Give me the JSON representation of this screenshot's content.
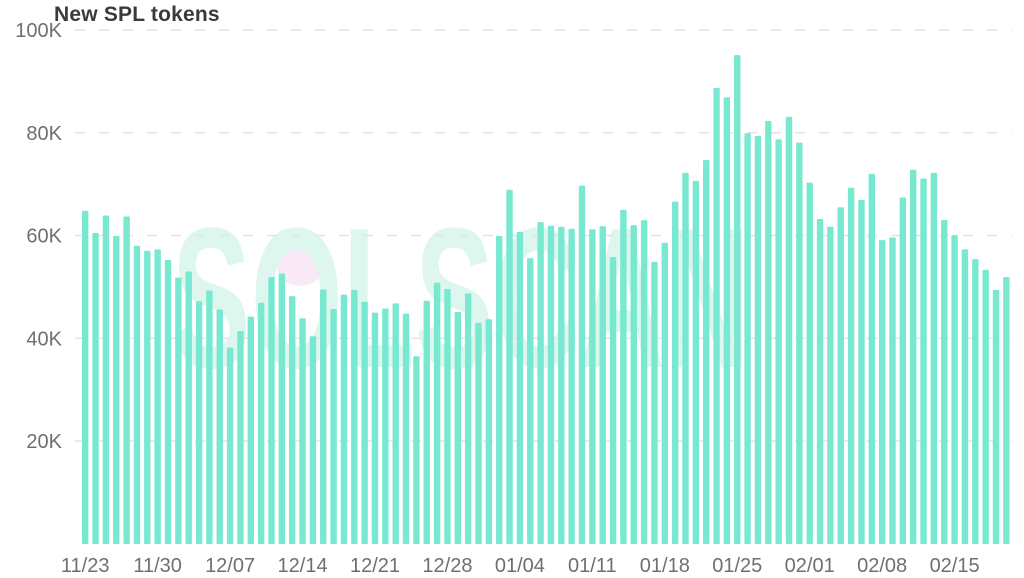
{
  "page": {
    "title": "New SPL tokens"
  },
  "watermark": {
    "text": "SOLSCAN"
  },
  "colors": {
    "bar": "#78e8d1",
    "grid": "#e4e4e4",
    "axis_label": "#6f6f6f",
    "title": "#3a3a3a",
    "watermark_letters": "#ddf6ee",
    "watermark_dot": "#f9e9f7",
    "background": "#ffffff"
  },
  "chart_data": {
    "type": "bar",
    "title": "New SPL tokens",
    "xlabel": "",
    "ylabel": "",
    "ylim": [
      0,
      100000
    ],
    "grid": "horizontal-dashed",
    "legend": "none",
    "x_tick_every": 7,
    "x_tick_labels": [
      "11/23",
      "11/30",
      "12/07",
      "12/14",
      "12/21",
      "12/28",
      "01/04",
      "01/11",
      "01/18",
      "01/25",
      "02/01",
      "02/08",
      "02/15"
    ],
    "y_ticks": [
      {
        "label": "20K",
        "value": 20000
      },
      {
        "label": "40K",
        "value": 40000
      },
      {
        "label": "60K",
        "value": 60000
      },
      {
        "label": "80K",
        "value": 80000
      },
      {
        "label": "100K",
        "value": 100000
      }
    ],
    "x": [
      "11/23",
      "11/24",
      "11/25",
      "11/26",
      "11/27",
      "11/28",
      "11/29",
      "11/30",
      "12/01",
      "12/02",
      "12/03",
      "12/04",
      "12/05",
      "12/06",
      "12/07",
      "12/08",
      "12/09",
      "12/10",
      "12/11",
      "12/12",
      "12/13",
      "12/14",
      "12/15",
      "12/16",
      "12/17",
      "12/18",
      "12/19",
      "12/20",
      "12/21",
      "12/22",
      "12/23",
      "12/24",
      "12/25",
      "12/26",
      "12/27",
      "12/28",
      "12/29",
      "12/30",
      "12/31",
      "01/01",
      "01/02",
      "01/03",
      "01/04",
      "01/05",
      "01/06",
      "01/07",
      "01/08",
      "01/09",
      "01/10",
      "01/11",
      "01/12",
      "01/13",
      "01/14",
      "01/15",
      "01/16",
      "01/17",
      "01/18",
      "01/19",
      "01/20",
      "01/21",
      "01/22",
      "01/23",
      "01/24",
      "01/25",
      "01/26",
      "01/27",
      "01/28",
      "01/29",
      "01/30",
      "01/31",
      "02/01",
      "02/02",
      "02/03",
      "02/04",
      "02/05",
      "02/06",
      "02/07",
      "02/08",
      "02/09",
      "02/10",
      "02/11",
      "02/12",
      "02/13",
      "02/14",
      "02/15",
      "02/16",
      "02/17",
      "02/18",
      "02/19",
      "02/20"
    ],
    "values": [
      64800,
      60500,
      63900,
      59900,
      63700,
      58000,
      57000,
      57300,
      55200,
      51800,
      53000,
      47200,
      49300,
      45600,
      38200,
      41400,
      44200,
      46900,
      51900,
      52600,
      48200,
      43900,
      40400,
      49500,
      45700,
      48500,
      49400,
      47100,
      45000,
      45800,
      46800,
      44800,
      36500,
      47300,
      50800,
      49600,
      45100,
      48700,
      43000,
      43700,
      59900,
      68900,
      60700,
      55600,
      62600,
      61900,
      61700,
      61300,
      69700,
      61200,
      61800,
      55800,
      65000,
      62000,
      63000,
      54900,
      58600,
      66600,
      72200,
      70600,
      74700,
      88700,
      86900,
      95100,
      79900,
      79400,
      82300,
      78700,
      83100,
      78100,
      70300,
      63200,
      61700,
      65500,
      69300,
      66900,
      72000,
      59100,
      59600,
      67400,
      72800,
      71100,
      72200,
      63000,
      60100,
      57300,
      55400,
      53300,
      49400,
      51900
    ]
  }
}
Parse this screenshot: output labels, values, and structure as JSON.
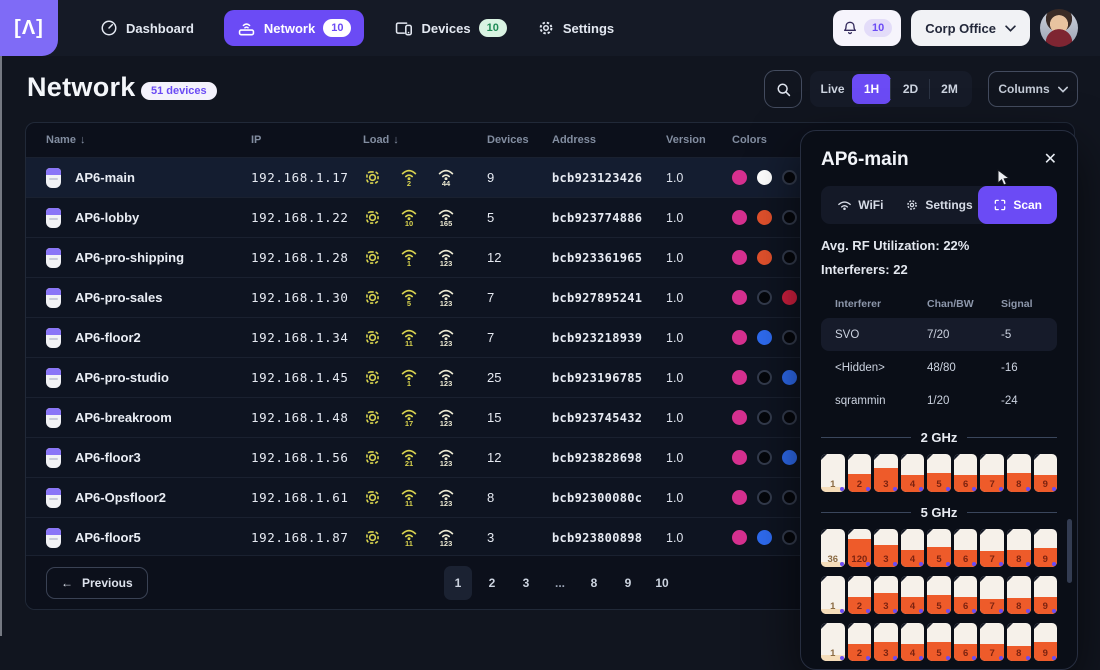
{
  "topbar": {
    "logo": "[Λ]",
    "nav": [
      {
        "label": "Dashboard",
        "badge": ""
      },
      {
        "label": "Network",
        "badge": "10"
      },
      {
        "label": "Devices",
        "badge": "10"
      },
      {
        "label": "Settings",
        "badge": ""
      }
    ],
    "notifications": "10",
    "org": "Corp Office"
  },
  "header": {
    "title": "Network",
    "count_badge": "51 devices",
    "ranges": [
      "Live",
      "1H",
      "2D",
      "2M"
    ],
    "active_range": "1H",
    "columns_label": "Columns"
  },
  "table": {
    "headers": {
      "name": "Name",
      "ip": "IP",
      "load": "Load",
      "devices": "Devices",
      "address": "Address",
      "version": "Version",
      "colors": "Colors"
    },
    "rows": [
      {
        "name": "AP6-main",
        "ip": "192.168.1.17",
        "wifi_a": "2",
        "wifi_b": "44",
        "devices": "9",
        "address": "bcb923123426",
        "version": "1.0",
        "colors": [
          "pink",
          "white",
          "black"
        ],
        "selected": true
      },
      {
        "name": "AP6-lobby",
        "ip": "192.168.1.22",
        "wifi_a": "10",
        "wifi_b": "165",
        "devices": "5",
        "address": "bcb923774886",
        "version": "1.0",
        "colors": [
          "pink",
          "orange",
          "black"
        ]
      },
      {
        "name": "AP6-pro-shipping",
        "ip": "192.168.1.28",
        "wifi_a": "1",
        "wifi_b": "123",
        "devices": "12",
        "address": "bcb923361965",
        "version": "1.0",
        "colors": [
          "pink",
          "orange",
          "black"
        ]
      },
      {
        "name": "AP6-pro-sales",
        "ip": "192.168.1.30",
        "wifi_a": "5",
        "wifi_b": "123",
        "devices": "7",
        "address": "bcb927895241",
        "version": "1.0",
        "colors": [
          "pink",
          "black",
          "red",
          "black"
        ]
      },
      {
        "name": "AP6-floor2",
        "ip": "192.168.1.34",
        "wifi_a": "11",
        "wifi_b": "123",
        "devices": "7",
        "address": "bcb923218939",
        "version": "1.0",
        "colors": [
          "pink",
          "blue",
          "black"
        ]
      },
      {
        "name": "AP6-pro-studio",
        "ip": "192.168.1.45",
        "wifi_a": "1",
        "wifi_b": "123",
        "devices": "25",
        "address": "bcb923196785",
        "version": "1.0",
        "colors": [
          "pink",
          "black",
          "blue",
          "black"
        ]
      },
      {
        "name": "AP6-breakroom",
        "ip": "192.168.1.48",
        "wifi_a": "17",
        "wifi_b": "123",
        "devices": "15",
        "address": "bcb923745432",
        "version": "1.0",
        "colors": [
          "pink",
          "black",
          "black"
        ]
      },
      {
        "name": "AP6-floor3",
        "ip": "192.168.1.56",
        "wifi_a": "21",
        "wifi_b": "123",
        "devices": "12",
        "address": "bcb923828698",
        "version": "1.0",
        "colors": [
          "pink",
          "black",
          "blue",
          "black"
        ]
      },
      {
        "name": "AP6-Opsfloor2",
        "ip": "192.168.1.61",
        "wifi_a": "11",
        "wifi_b": "123",
        "devices": "8",
        "address": "bcb92300080c",
        "version": "1.0",
        "colors": [
          "pink",
          "black",
          "black",
          "black"
        ]
      },
      {
        "name": "AP6-floor5",
        "ip": "192.168.1.87",
        "wifi_a": "11",
        "wifi_b": "123",
        "devices": "3",
        "address": "bcb923800898",
        "version": "1.0",
        "colors": [
          "pink",
          "blue",
          "black"
        ]
      }
    ]
  },
  "pagination": {
    "previous": "Previous",
    "pages": [
      "1",
      "2",
      "3",
      "...",
      "8",
      "9",
      "10"
    ],
    "active": "1"
  },
  "panel": {
    "title": "AP6-main",
    "tabs": [
      "WiFi",
      "Settings",
      "Scan"
    ],
    "active_tab": "Scan",
    "rf_utilization_label": "Avg. RF Utilization:",
    "rf_utilization_value": "22%",
    "interferers_label": "Interferers:",
    "interferers_value": "22",
    "interferer_table": {
      "headers": [
        "Interferer",
        "Chan/BW",
        "Signal"
      ],
      "rows": [
        [
          "SVO",
          "7/20",
          "-5"
        ],
        [
          "<Hidden>",
          "48/80",
          "-16"
        ],
        [
          "sqrammin",
          "1/20",
          "-24"
        ]
      ]
    },
    "bands": [
      {
        "label": "2 GHz",
        "rows": [
          [
            [
              "1",
              14
            ],
            [
              "2",
              48
            ],
            [
              "3",
              62
            ],
            [
              "4",
              46
            ],
            [
              "5",
              50
            ],
            [
              "6",
              46
            ],
            [
              "7",
              46
            ],
            [
              "8",
              50
            ],
            [
              "9",
              46
            ]
          ]
        ]
      },
      {
        "label": "5 GHz",
        "rows": [
          [
            [
              "36",
              12
            ],
            [
              "120",
              75
            ],
            [
              "3",
              58
            ],
            [
              "4",
              46
            ],
            [
              "5",
              52
            ],
            [
              "6",
              46
            ],
            [
              "7",
              42
            ],
            [
              "8",
              46
            ],
            [
              "9",
              50
            ]
          ],
          [
            [
              "1",
              12
            ],
            [
              "2",
              44
            ],
            [
              "3",
              54
            ],
            [
              "4",
              46
            ],
            [
              "5",
              50
            ],
            [
              "6",
              46
            ],
            [
              "7",
              40
            ],
            [
              "8",
              42
            ],
            [
              "9",
              46
            ]
          ],
          [
            [
              "1",
              16
            ],
            [
              "2",
              46
            ],
            [
              "3",
              50
            ],
            [
              "4",
              46
            ],
            [
              "5",
              50
            ],
            [
              "6",
              46
            ],
            [
              "7",
              44
            ],
            [
              "8",
              40
            ],
            [
              "9",
              50
            ]
          ]
        ]
      }
    ]
  },
  "colors": {
    "accent": "#6b4bf5",
    "pink": "#d6308f",
    "white": "#ffffff",
    "black": "#05070c",
    "orange": "#e2512c",
    "red": "#d42040",
    "blue": "#2e6bf0",
    "yellow": "#d8d34f",
    "wifi_b": "#ece9d2",
    "channel_fill": "#ee5b2a"
  }
}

BRIEF: Look through the material and copy each line that has "title".

OUTPUT:
    "title": "New SPL tokens"
    "title": "#3a3a3a",
    "title": "New SPL tokens",
    "title": "Network",
    "title": "AP6-main",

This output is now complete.